(Records about charts and figures)
=-=-=
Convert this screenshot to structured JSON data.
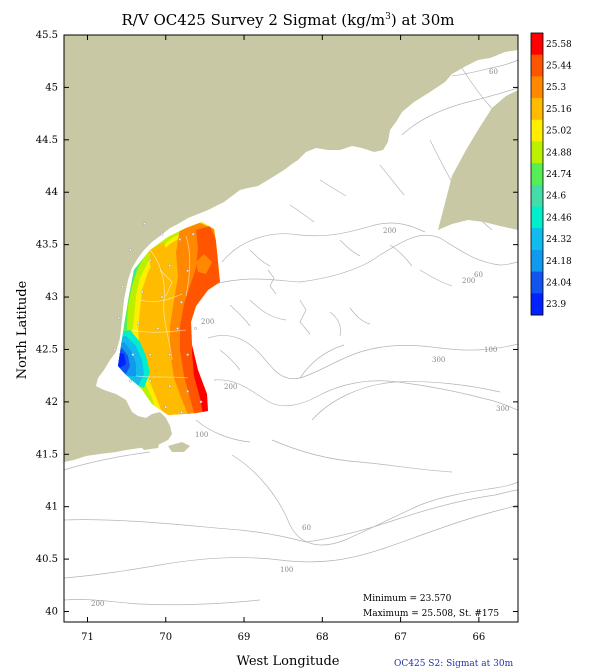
{
  "title": {
    "prefix": "R/V OC425 Survey 2 Sigmat (kg/m",
    "superscript": "3",
    "suffix": ") at 30m"
  },
  "axes": {
    "x_label": "West Longitude",
    "y_label": "North Latitude",
    "x_ticks": [
      "71",
      "70",
      "69",
      "68",
      "67",
      "66"
    ],
    "y_ticks": [
      "45.5",
      "45",
      "44.5",
      "44",
      "43.5",
      "43",
      "42.5",
      "42",
      "41.5",
      "41",
      "40.5",
      "40"
    ],
    "lon_range": [
      71.3,
      65.5
    ],
    "lat_range": [
      39.9,
      45.5
    ]
  },
  "colors": {
    "land": "#c8c8a4",
    "water": "#ffffff",
    "bathymetry": "#b4b4b4",
    "frame": "#000000"
  },
  "legend": {
    "labels": [
      "25.58",
      "25.44",
      "25.3",
      "25.16",
      "25.02",
      "24.88",
      "24.74",
      "24.6",
      "24.46",
      "24.32",
      "24.18",
      "24.04",
      "23.9"
    ],
    "colors": [
      "#ff0000",
      "#ff5500",
      "#ff8800",
      "#ffbb00",
      "#ffee00",
      "#bbf000",
      "#55ee55",
      "#44ddaa",
      "#00eecc",
      "#11bbee",
      "#1199ee",
      "#1155ee",
      "#0022ff"
    ]
  },
  "contour_labels": [
    "60",
    "60",
    "200",
    "200",
    "200",
    "200",
    "100",
    "300",
    "100",
    "300",
    "60",
    "100",
    "200"
  ],
  "stats": {
    "minimum": "Minimum = 23.570",
    "maximum": "Maximum = 25.508, St. #175"
  },
  "footer": "OC425 S2: Sigmat at 30m",
  "chart_data": {
    "type": "heatmap",
    "variable": "Sigmat (kg/m3) at 30m",
    "minimum": 23.57,
    "maximum": 25.508,
    "maximum_station": "175",
    "colorbar_levels": [
      23.9,
      24.04,
      24.18,
      24.32,
      24.46,
      24.6,
      24.74,
      24.88,
      25.02,
      25.16,
      25.3,
      25.44,
      25.58
    ],
    "xlabel": "West Longitude",
    "ylabel": "North Latitude",
    "xlim": [
      71.3,
      65.5
    ],
    "ylim": [
      39.9,
      45.5
    ],
    "stations": [
      {
        "lon": 70.27,
        "lat": 43.7,
        "value": 24.6
      },
      {
        "lon": 70.05,
        "lat": 43.6,
        "value": 24.9
      },
      {
        "lon": 69.82,
        "lat": 43.55,
        "value": 25.1
      },
      {
        "lon": 69.65,
        "lat": 43.6,
        "value": 25.2
      },
      {
        "lon": 70.45,
        "lat": 43.45,
        "value": 24.7
      },
      {
        "lon": 70.2,
        "lat": 43.35,
        "value": 25.0
      },
      {
        "lon": 69.95,
        "lat": 43.3,
        "value": 25.2
      },
      {
        "lon": 69.72,
        "lat": 43.25,
        "value": 25.3
      },
      {
        "lon": 70.55,
        "lat": 43.1,
        "value": 24.9
      },
      {
        "lon": 70.3,
        "lat": 43.05,
        "value": 25.1
      },
      {
        "lon": 70.05,
        "lat": 43.0,
        "value": 25.2
      },
      {
        "lon": 69.8,
        "lat": 42.95,
        "value": 25.3
      },
      {
        "lon": 70.6,
        "lat": 42.8,
        "value": 24.9
      },
      {
        "lon": 70.35,
        "lat": 42.75,
        "value": 25.0
      },
      {
        "lon": 70.1,
        "lat": 42.7,
        "value": 25.2
      },
      {
        "lon": 69.85,
        "lat": 42.7,
        "value": 25.3
      },
      {
        "lon": 69.62,
        "lat": 42.7,
        "value": 25.5
      },
      {
        "lon": 70.65,
        "lat": 42.5,
        "value": 23.9
      },
      {
        "lon": 70.42,
        "lat": 42.45,
        "value": 24.9
      },
      {
        "lon": 70.2,
        "lat": 42.45,
        "value": 25.1
      },
      {
        "lon": 69.95,
        "lat": 42.45,
        "value": 25.2
      },
      {
        "lon": 69.72,
        "lat": 42.45,
        "value": 25.4
      },
      {
        "lon": 70.45,
        "lat": 42.2,
        "value": 24.8
      },
      {
        "lon": 70.2,
        "lat": 42.2,
        "value": 25.1
      },
      {
        "lon": 69.95,
        "lat": 42.15,
        "value": 25.3
      },
      {
        "lon": 69.72,
        "lat": 42.1,
        "value": 25.4
      },
      {
        "lon": 69.55,
        "lat": 42.0,
        "value": 25.5
      },
      {
        "lon": 70.0,
        "lat": 41.95,
        "value": 25.2
      },
      {
        "lon": 69.8,
        "lat": 41.9,
        "value": 25.3
      }
    ]
  }
}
=-=-=
→ BRIEF: Find the word "Longitude" in the data and copy out each line where it turns up.

→ OUTPUT BELOW:
    "x_label": "West Longitude",
    "xlabel": "West Longitude",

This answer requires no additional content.